*Exercise*: Copy every line of the data in which the word "General" occurs.

-- BEGIN --

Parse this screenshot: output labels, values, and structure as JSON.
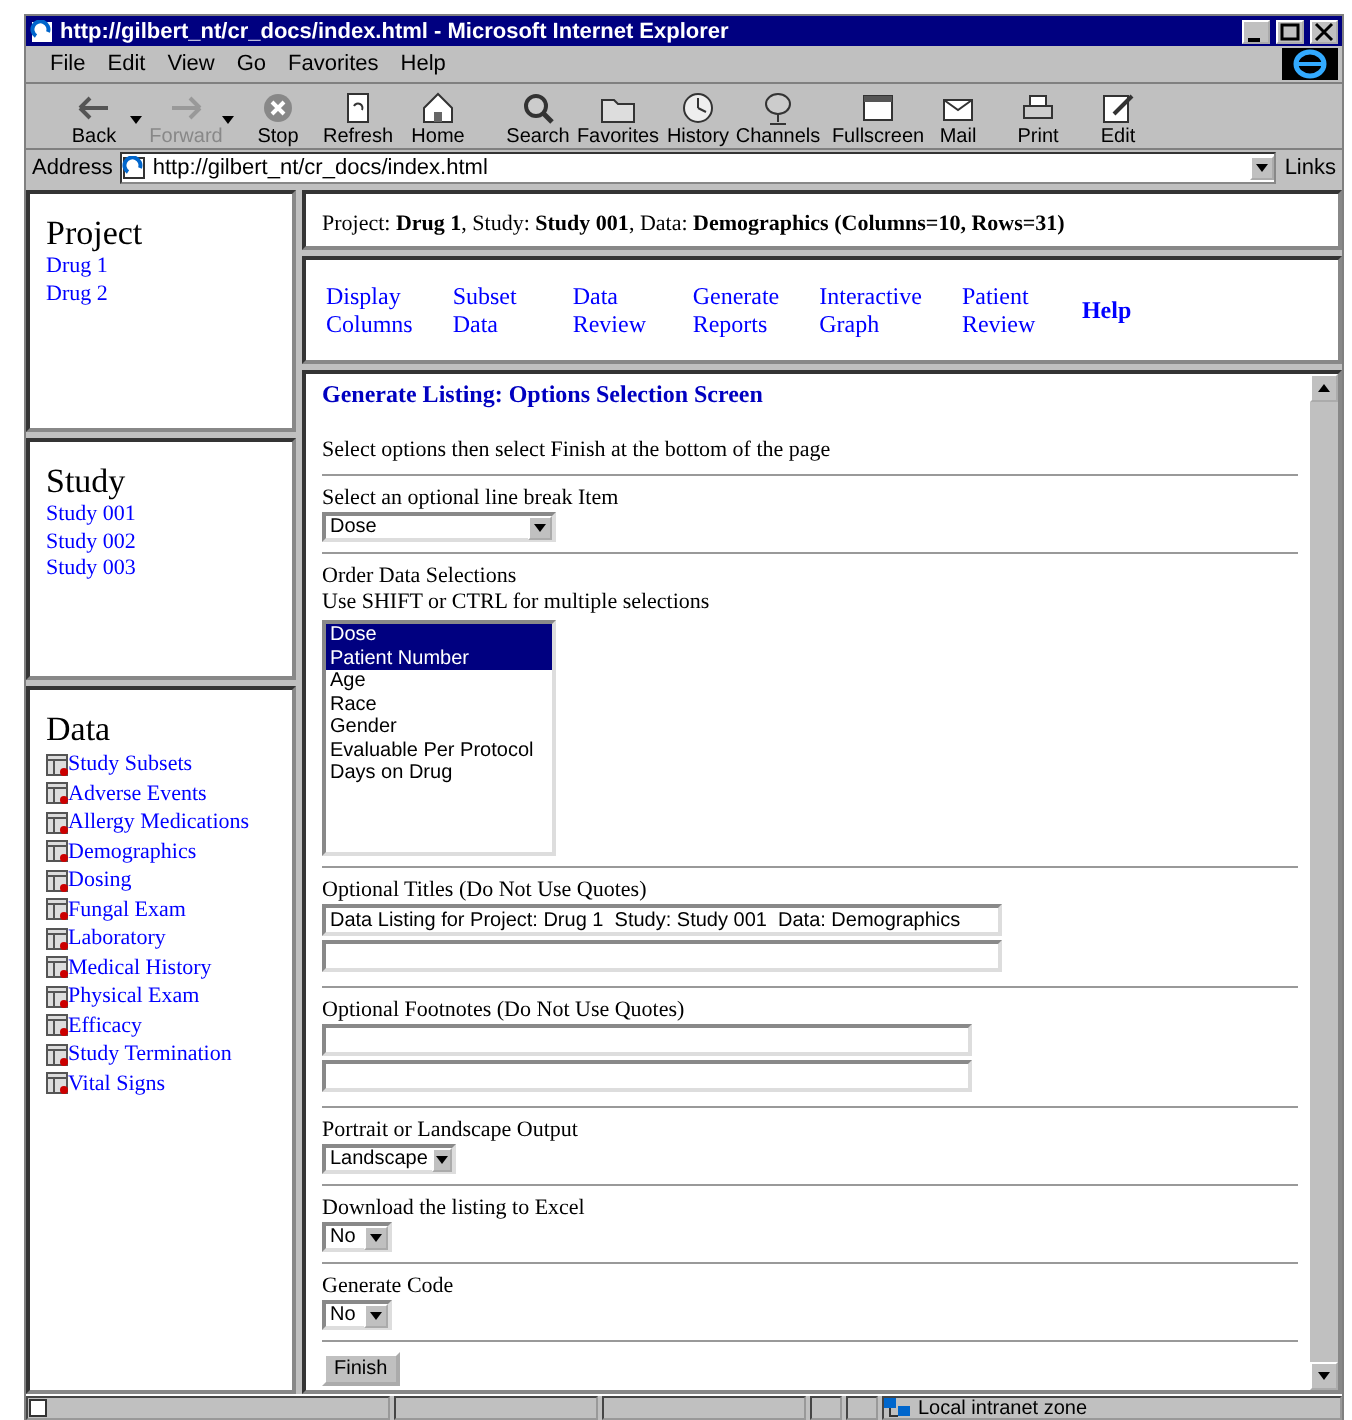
{
  "window": {
    "title": "http://gilbert_nt/cr_docs/index.html - Microsoft Internet Explorer"
  },
  "menu": [
    "File",
    "Edit",
    "View",
    "Go",
    "Favorites",
    "Help"
  ],
  "toolbar": [
    {
      "label": "Back",
      "disabled": false,
      "dropdown": true
    },
    {
      "label": "Forward",
      "disabled": true,
      "dropdown": true
    },
    {
      "label": "Stop",
      "disabled": false,
      "dropdown": false
    },
    {
      "label": "Refresh",
      "disabled": false,
      "dropdown": false
    },
    {
      "label": "Home",
      "disabled": false,
      "dropdown": false
    },
    {
      "label": "Search",
      "disabled": false,
      "dropdown": false
    },
    {
      "label": "Favorites",
      "disabled": false,
      "dropdown": false
    },
    {
      "label": "History",
      "disabled": false,
      "dropdown": false
    },
    {
      "label": "Channels",
      "disabled": false,
      "dropdown": false
    },
    {
      "label": "Fullscreen",
      "disabled": false,
      "dropdown": false
    },
    {
      "label": "Mail",
      "disabled": false,
      "dropdown": false
    },
    {
      "label": "Print",
      "disabled": false,
      "dropdown": false
    },
    {
      "label": "Edit",
      "disabled": false,
      "dropdown": false
    }
  ],
  "address": {
    "label": "Address",
    "value": "http://gilbert_nt/cr_docs/index.html",
    "links": "Links"
  },
  "sidebar": [
    {
      "heading": "Project",
      "items": [
        "Drug 1",
        "Drug 2"
      ]
    },
    {
      "heading": "Study",
      "items": [
        "Study 001",
        "Study 002",
        "Study 003"
      ]
    },
    {
      "heading": "Data",
      "items": [
        "Study Subsets",
        "Adverse Events",
        "Allergy Medications",
        "Demographics",
        "Dosing",
        "Fungal Exam",
        "Laboratory",
        "Medical History",
        "Physical Exam",
        "Efficacy",
        "Study Termination",
        "Vital Signs"
      ]
    }
  ],
  "context": "Project: **Drug 1**, Study: **Study 001**, Data: **Demographics (Columns=10, Rows=31)**",
  "nav": [
    "Display Columns",
    "Subset Data",
    "Data Review",
    "Generate Reports",
    "Interactive Graph",
    "Patient Review",
    "Help"
  ],
  "form": {
    "title": "Generate Listing: Options Selection Screen",
    "intro": "Select options then select Finish at the bottom of the page",
    "sections": [
      {
        "kind": "select",
        "labels": [
          "Select an optional line break Item"
        ],
        "value": "Dose"
      },
      {
        "kind": "listbox",
        "labels": [
          "Order Data Selections",
          "Use SHIFT or CTRL for multiple selections"
        ],
        "options": [
          {
            "label": "Dose",
            "selected": true
          },
          {
            "label": "Patient Number",
            "selected": true
          },
          {
            "label": "Age",
            "selected": false
          },
          {
            "label": "Race",
            "selected": false
          },
          {
            "label": "Gender",
            "selected": false
          },
          {
            "label": "Evaluable Per Protocol",
            "selected": false
          },
          {
            "label": "Days on Drug",
            "selected": false
          }
        ]
      },
      {
        "kind": "text",
        "labels": [
          "Optional Titles (Do Not Use Quotes)"
        ],
        "inputs": [
          {
            "kind": "filled",
            "value": "Data Listing for Project: Drug 1  Study: Study 001  Data: Demographics"
          },
          {
            "kind": "blank"
          }
        ]
      },
      {
        "kind": "text",
        "labels": [
          "Optional Footnotes (Do Not Use Quotes)"
        ],
        "inputs": [
          {
            "kind": "blank"
          },
          {
            "kind": "blank"
          }
        ]
      },
      {
        "kind": "select",
        "labels": [
          "Portrait or Landscape Output"
        ],
        "value": "Landscape"
      },
      {
        "kind": "select",
        "labels": [
          "Download the listing to Excel"
        ],
        "value": "No"
      },
      {
        "kind": "select",
        "labels": [
          "Generate Code"
        ],
        "value": "No"
      }
    ],
    "button": "Finish"
  },
  "status_bar": {
    "zone": "Local intranet zone"
  }
}
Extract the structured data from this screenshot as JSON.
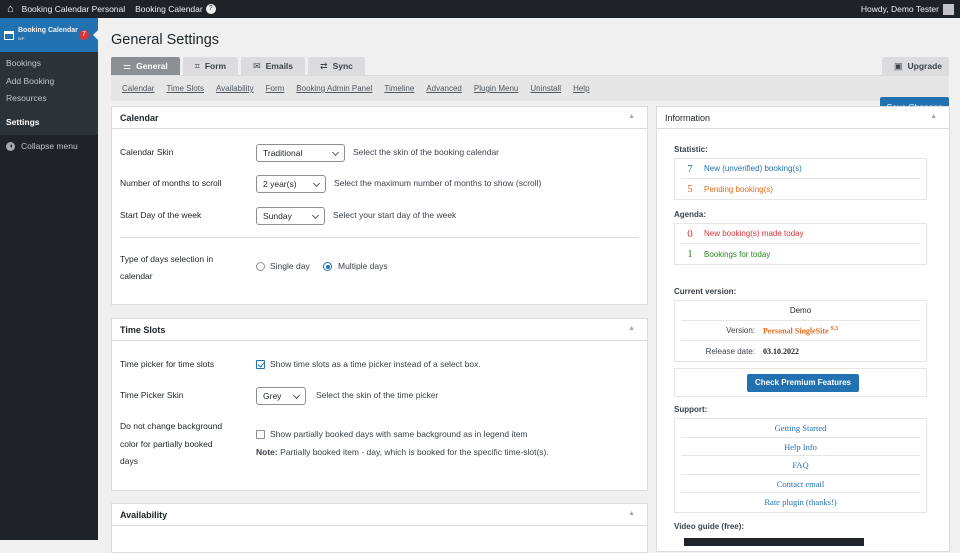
{
  "adminbar": {
    "site_name": "Booking Calendar Personal",
    "plugin_name": "Booking Calendar",
    "plugin_badge": "?",
    "greeting": "Howdy, Demo Tester"
  },
  "sidebar": {
    "current_menu": {
      "label": "Booking Calendar",
      "sublabel": "WP",
      "count": "7"
    },
    "items": [
      {
        "label": "Bookings"
      },
      {
        "label": "Add Booking"
      },
      {
        "label": "Resources"
      },
      {
        "label": "Settings"
      }
    ],
    "collapse_label": "Collapse menu"
  },
  "page": {
    "title": "General Settings"
  },
  "tabs": [
    {
      "label": "General",
      "icon": "sliders-icon"
    },
    {
      "label": "Form",
      "icon": "form-icon"
    },
    {
      "label": "Emails",
      "icon": "mail-icon"
    },
    {
      "label": "Sync",
      "icon": "sync-icon"
    }
  ],
  "upgrade_tab": {
    "label": "Upgrade",
    "icon": "lock-icon"
  },
  "subnav": [
    "Calendar",
    "Time Slots",
    "Availability",
    "Form",
    "Booking Admin Panel",
    "Timeline",
    "Advanced",
    "Plugin Menu",
    "Uninstall",
    "Help"
  ],
  "save_button": "Save Changes",
  "calendar_panel": {
    "title": "Calendar",
    "skin": {
      "label": "Calendar Skin",
      "value": "Traditional",
      "desc": "Select the skin of the booking calendar"
    },
    "months": {
      "label": "Number of months to scroll",
      "value": "2 year(s)",
      "desc": "Select the maximum number of months to show (scroll)"
    },
    "start_day": {
      "label": "Start Day of the week",
      "value": "Sunday",
      "desc": "Select your start day of the week"
    },
    "days_selection": {
      "label_line1": "Type of days selection in",
      "label_line2": "calendar",
      "option1": "Single day",
      "option2": "Multiple days",
      "selected": "Multiple days"
    }
  },
  "timeslots_panel": {
    "title": "Time Slots",
    "picker": {
      "label": "Time picker for time slots",
      "desc": "Show time slots as a time picker instead of a select box.",
      "checked": true
    },
    "picker_skin": {
      "label": "Time Picker Skin",
      "value": "Grey",
      "desc": "Select the skin of the time picker"
    },
    "background": {
      "label_line1": "Do not change background",
      "label_line2": "color for partially booked",
      "label_line3": "days",
      "desc": "Show partially booked days with same background as in legend item",
      "checked": false,
      "note_bold": "Note:",
      "note": "Partially booked item - day, which is booked for the specific time-slot(s)."
    }
  },
  "availability_panel": {
    "title": "Availability"
  },
  "info_panel": {
    "title": "Information",
    "statistic_label": "Statistic:",
    "statistic": [
      {
        "num": "7",
        "text": "New (unverified) booking(s)",
        "color": "#2271b1"
      },
      {
        "num": "5",
        "text": "Pending booking(s)",
        "color": "#e26a18"
      }
    ],
    "agenda_label": "Agenda:",
    "agenda": [
      {
        "num": "0",
        "text": "New booking(s) made today",
        "color": "#d63638"
      },
      {
        "num": "1",
        "text": "Bookings for today",
        "color": "#2b8722"
      }
    ],
    "version_label": "Current version:",
    "version_head": "Demo",
    "version_key": "Version:",
    "version_value": "Personal SingleSite",
    "version_sup": "9.3",
    "release_key": "Release date:",
    "release_value": "03.10.2022",
    "premium_button": "Check Premium Features",
    "support_label": "Support:",
    "support_links": [
      "Getting Started",
      "Help Info",
      "FAQ",
      "Contact email",
      "Rate plugin (thanks!)"
    ],
    "video_label": "Video guide (free):"
  }
}
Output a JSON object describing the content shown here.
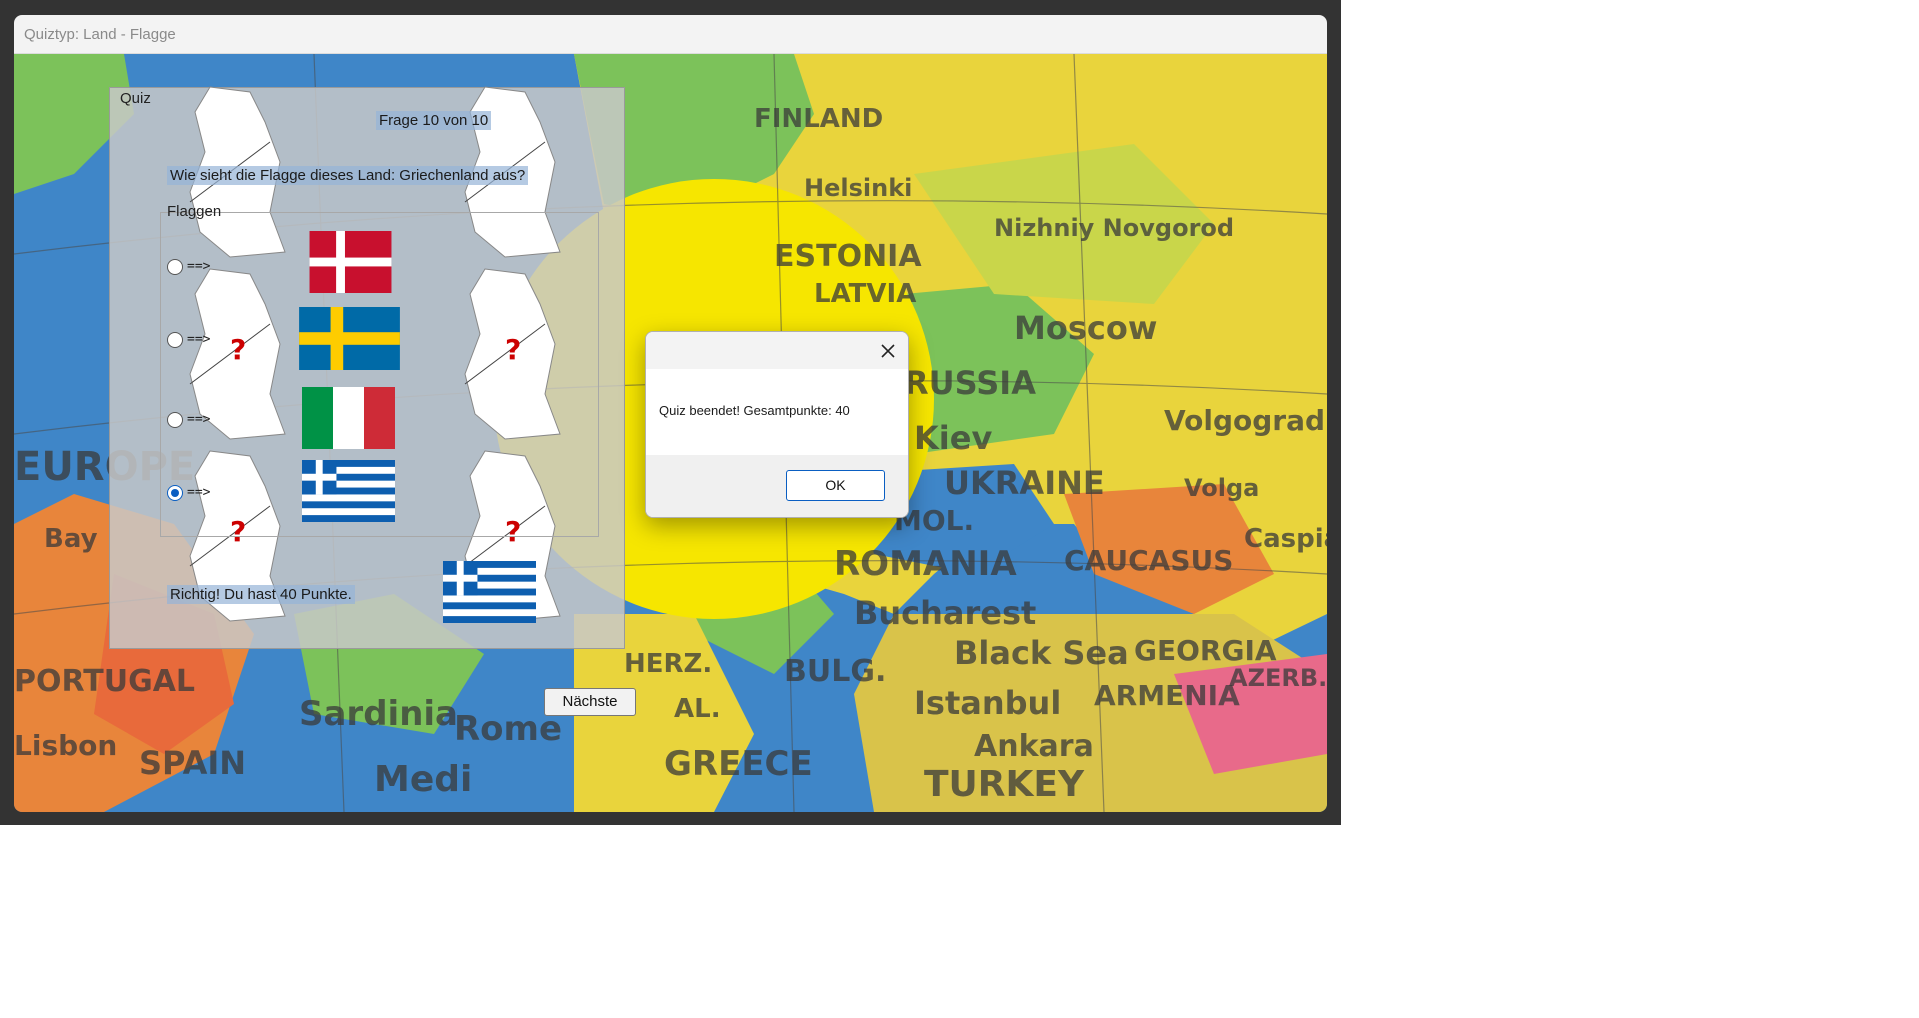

-- END --

*Solution to the problem*:
    "title": "General Settings"
      "label": "General",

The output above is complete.